> **DATA SUPPLIED**:

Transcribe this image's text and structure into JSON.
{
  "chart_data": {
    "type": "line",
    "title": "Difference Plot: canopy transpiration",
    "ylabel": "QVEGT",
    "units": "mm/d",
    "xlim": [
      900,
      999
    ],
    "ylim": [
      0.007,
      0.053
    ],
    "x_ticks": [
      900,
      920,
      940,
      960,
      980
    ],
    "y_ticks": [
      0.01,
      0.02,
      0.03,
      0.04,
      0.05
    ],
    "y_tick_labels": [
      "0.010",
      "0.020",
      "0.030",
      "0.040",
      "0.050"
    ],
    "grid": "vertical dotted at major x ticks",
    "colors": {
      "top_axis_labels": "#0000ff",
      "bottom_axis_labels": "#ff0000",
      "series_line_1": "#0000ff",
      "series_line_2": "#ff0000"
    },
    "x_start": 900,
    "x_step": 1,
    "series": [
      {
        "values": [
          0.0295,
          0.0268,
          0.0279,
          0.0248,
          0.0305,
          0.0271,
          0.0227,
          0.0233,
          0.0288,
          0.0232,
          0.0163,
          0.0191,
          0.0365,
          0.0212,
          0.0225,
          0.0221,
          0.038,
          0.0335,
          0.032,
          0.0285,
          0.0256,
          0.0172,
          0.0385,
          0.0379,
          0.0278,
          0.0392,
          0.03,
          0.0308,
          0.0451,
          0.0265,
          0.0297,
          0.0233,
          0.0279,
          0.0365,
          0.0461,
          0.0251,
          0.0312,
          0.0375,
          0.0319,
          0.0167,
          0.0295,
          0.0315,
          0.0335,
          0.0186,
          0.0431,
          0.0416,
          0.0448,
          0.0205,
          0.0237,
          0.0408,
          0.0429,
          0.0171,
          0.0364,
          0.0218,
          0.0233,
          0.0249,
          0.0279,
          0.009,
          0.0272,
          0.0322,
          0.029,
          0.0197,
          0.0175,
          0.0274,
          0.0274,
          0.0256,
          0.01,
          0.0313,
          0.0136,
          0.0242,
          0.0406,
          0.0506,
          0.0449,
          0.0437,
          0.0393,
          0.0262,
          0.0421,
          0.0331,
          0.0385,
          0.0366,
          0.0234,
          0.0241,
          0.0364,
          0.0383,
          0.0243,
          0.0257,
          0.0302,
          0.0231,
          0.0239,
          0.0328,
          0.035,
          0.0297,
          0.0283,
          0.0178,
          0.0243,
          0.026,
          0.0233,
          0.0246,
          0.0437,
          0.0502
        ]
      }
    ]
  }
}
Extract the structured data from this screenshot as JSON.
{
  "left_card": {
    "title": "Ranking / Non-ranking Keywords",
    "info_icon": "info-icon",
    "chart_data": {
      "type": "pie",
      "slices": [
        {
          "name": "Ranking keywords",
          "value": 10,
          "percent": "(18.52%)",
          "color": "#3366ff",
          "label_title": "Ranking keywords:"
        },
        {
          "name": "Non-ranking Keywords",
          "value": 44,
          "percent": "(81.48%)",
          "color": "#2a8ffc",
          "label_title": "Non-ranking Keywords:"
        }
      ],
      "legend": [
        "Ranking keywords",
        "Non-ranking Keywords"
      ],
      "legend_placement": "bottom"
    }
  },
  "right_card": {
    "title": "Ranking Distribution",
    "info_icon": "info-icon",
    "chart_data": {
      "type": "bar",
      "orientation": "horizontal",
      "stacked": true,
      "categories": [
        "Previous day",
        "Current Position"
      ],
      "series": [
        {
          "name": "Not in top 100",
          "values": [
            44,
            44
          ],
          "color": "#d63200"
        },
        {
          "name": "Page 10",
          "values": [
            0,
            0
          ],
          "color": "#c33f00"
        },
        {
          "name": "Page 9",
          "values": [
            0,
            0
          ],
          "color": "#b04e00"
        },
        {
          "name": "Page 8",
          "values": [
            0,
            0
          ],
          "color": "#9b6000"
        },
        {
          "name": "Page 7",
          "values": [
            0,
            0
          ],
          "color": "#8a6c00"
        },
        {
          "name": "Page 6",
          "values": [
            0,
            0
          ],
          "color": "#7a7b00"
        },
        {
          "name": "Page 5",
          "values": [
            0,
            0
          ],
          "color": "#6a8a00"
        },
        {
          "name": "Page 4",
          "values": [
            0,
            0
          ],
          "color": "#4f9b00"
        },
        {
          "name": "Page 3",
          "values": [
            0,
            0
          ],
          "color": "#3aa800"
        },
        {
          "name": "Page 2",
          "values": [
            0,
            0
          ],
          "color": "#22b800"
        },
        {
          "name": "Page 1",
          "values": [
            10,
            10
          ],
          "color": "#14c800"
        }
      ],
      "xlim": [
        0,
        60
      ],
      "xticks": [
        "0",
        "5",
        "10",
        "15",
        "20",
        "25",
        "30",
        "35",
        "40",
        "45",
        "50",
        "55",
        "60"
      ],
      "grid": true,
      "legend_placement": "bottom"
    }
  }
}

> **THE EXERCISE**:
Copy out every line of the data above, exactly as given.

> **RESPONSE FOR THIS EXERCISE**:
Transcribe this image's text and structure into JSON.
{
  "chart_data": {
    "type": "line",
    "title": "Difference Plot: canopy transpiration",
    "ylabel": "QVEGT",
    "units": "mm/d",
    "xlim": [
      900,
      999
    ],
    "ylim": [
      0.007,
      0.053
    ],
    "x_ticks": [
      900,
      920,
      940,
      960,
      980
    ],
    "y_ticks": [
      0.01,
      0.02,
      0.03,
      0.04,
      0.05
    ],
    "y_tick_labels": [
      "0.010",
      "0.020",
      "0.030",
      "0.040",
      "0.050"
    ],
    "grid": "vertical dotted at major x ticks",
    "colors": {
      "top_axis_labels": "#0000ff",
      "bottom_axis_labels": "#ff0000",
      "series_line_1": "#0000ff",
      "series_line_2": "#ff0000"
    },
    "x_start": 900,
    "x_step": 1,
    "series": [
      {
        "values": [
          0.0295,
          0.0268,
          0.0279,
          0.0248,
          0.0305,
          0.0271,
          0.0227,
          0.0233,
          0.0288,
          0.0232,
          0.0163,
          0.0191,
          0.0365,
          0.0212,
          0.0225,
          0.0221,
          0.038,
          0.0335,
          0.032,
          0.0285,
          0.0256,
          0.0172,
          0.0385,
          0.0379,
          0.0278,
          0.0392,
          0.03,
          0.0308,
          0.0451,
          0.0265,
          0.0297,
          0.0233,
          0.0279,
          0.0365,
          0.0461,
          0.0251,
          0.0312,
          0.0375,
          0.0319,
          0.0167,
          0.0295,
          0.0315,
          0.0335,
          0.0186,
          0.0431,
          0.0416,
          0.0448,
          0.0205,
          0.0237,
          0.0408,
          0.0429,
          0.0171,
          0.0364,
          0.0218,
          0.0233,
          0.0249,
          0.0279,
          0.009,
          0.0272,
          0.0322,
          0.029,
          0.0197,
          0.0175,
          0.0274,
          0.0274,
          0.0256,
          0.01,
          0.0313,
          0.0136,
          0.0242,
          0.0406,
          0.0506,
          0.0449,
          0.0437,
          0.0393,
          0.0262,
          0.0421,
          0.0331,
          0.0385,
          0.0366,
          0.0234,
          0.0241,
          0.0364,
          0.0383,
          0.0243,
          0.0257,
          0.0302,
          0.0231,
          0.0239,
          0.0328,
          0.035,
          0.0297,
          0.0283,
          0.0178,
          0.0243,
          0.026,
          0.0233,
          0.0246,
          0.0437,
          0.0502
        ]
      }
    ]
  }
}
Extract the structured data from this screenshot as JSON.
{
  "left_card": {
    "title": "Ranking / Non-ranking Keywords",
    "info_icon": "info-icon",
    "chart_data": {
      "type": "pie",
      "slices": [
        {
          "name": "Ranking keywords",
          "value": 10,
          "percent": "(18.52%)",
          "color": "#3366ff",
          "label_title": "Ranking keywords:"
        },
        {
          "name": "Non-ranking Keywords",
          "value": 44,
          "percent": "(81.48%)",
          "color": "#2a8ffc",
          "label_title": "Non-ranking Keywords:"
        }
      ],
      "legend": [
        "Ranking keywords",
        "Non-ranking Keywords"
      ],
      "legend_placement": "bottom"
    }
  },
  "right_card": {
    "title": "Ranking Distribution",
    "info_icon": "info-icon",
    "chart_data": {
      "type": "bar",
      "orientation": "horizontal",
      "stacked": true,
      "categories": [
        "Previous day",
        "Current Position"
      ],
      "series": [
        {
          "name": "Not in top 100",
          "values": [
            44,
            44
          ],
          "color": "#d63200"
        },
        {
          "name": "Page 10",
          "values": [
            0,
            0
          ],
          "color": "#c33f00"
        },
        {
          "name": "Page 9",
          "values": [
            0,
            0
          ],
          "color": "#b04e00"
        },
        {
          "name": "Page 8",
          "values": [
            0,
            0
          ],
          "color": "#9b6000"
        },
        {
          "name": "Page 7",
          "values": [
            0,
            0
          ],
          "color": "#8a6c00"
        },
        {
          "name": "Page 6",
          "values": [
            0,
            0
          ],
          "color": "#7a7b00"
        },
        {
          "name": "Page 5",
          "values": [
            0,
            0
          ],
          "color": "#6a8a00"
        },
        {
          "name": "Page 4",
          "values": [
            0,
            0
          ],
          "color": "#4f9b00"
        },
        {
          "name": "Page 3",
          "values": [
            0,
            0
          ],
          "color": "#3aa800"
        },
        {
          "name": "Page 2",
          "values": [
            0,
            0
          ],
          "color": "#22b800"
        },
        {
          "name": "Page 1",
          "values": [
            10,
            10
          ],
          "color": "#14c800"
        }
      ],
      "xlim": [
        0,
        60
      ],
      "xticks": [
        "0",
        "5",
        "10",
        "15",
        "20",
        "25",
        "30",
        "35",
        "40",
        "45",
        "50",
        "55",
        "60"
      ],
      "grid": true,
      "legend_placement": "bottom"
    }
  }
}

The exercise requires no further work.